[Collected data]
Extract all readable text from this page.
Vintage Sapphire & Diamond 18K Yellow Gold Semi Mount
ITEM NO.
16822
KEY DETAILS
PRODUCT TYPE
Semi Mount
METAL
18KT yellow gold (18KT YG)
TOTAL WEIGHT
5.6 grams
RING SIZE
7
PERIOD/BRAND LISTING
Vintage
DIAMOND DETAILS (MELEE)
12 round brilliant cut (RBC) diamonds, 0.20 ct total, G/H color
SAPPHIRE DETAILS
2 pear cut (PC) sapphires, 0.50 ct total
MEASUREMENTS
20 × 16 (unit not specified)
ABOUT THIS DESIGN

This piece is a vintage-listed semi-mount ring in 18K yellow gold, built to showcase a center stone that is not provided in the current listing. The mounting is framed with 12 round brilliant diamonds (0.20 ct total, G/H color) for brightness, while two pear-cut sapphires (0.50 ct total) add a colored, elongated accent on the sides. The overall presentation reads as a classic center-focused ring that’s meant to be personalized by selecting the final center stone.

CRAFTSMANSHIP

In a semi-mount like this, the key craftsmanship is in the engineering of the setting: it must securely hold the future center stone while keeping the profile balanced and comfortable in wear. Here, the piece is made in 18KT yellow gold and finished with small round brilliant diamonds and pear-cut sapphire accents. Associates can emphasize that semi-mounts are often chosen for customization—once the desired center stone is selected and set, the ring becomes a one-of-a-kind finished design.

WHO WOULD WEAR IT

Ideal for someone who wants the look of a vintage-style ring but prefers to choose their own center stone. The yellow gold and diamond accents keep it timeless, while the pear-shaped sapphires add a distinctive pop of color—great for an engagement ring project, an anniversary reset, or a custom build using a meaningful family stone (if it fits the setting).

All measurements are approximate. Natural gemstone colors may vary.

— Work to be completed —
Look through the entries and return every line where "DETAILS" appears.

— Result —
KEY DETAILS
DIAMOND DETAILS (MELEE)
SAPPHIRE DETAILS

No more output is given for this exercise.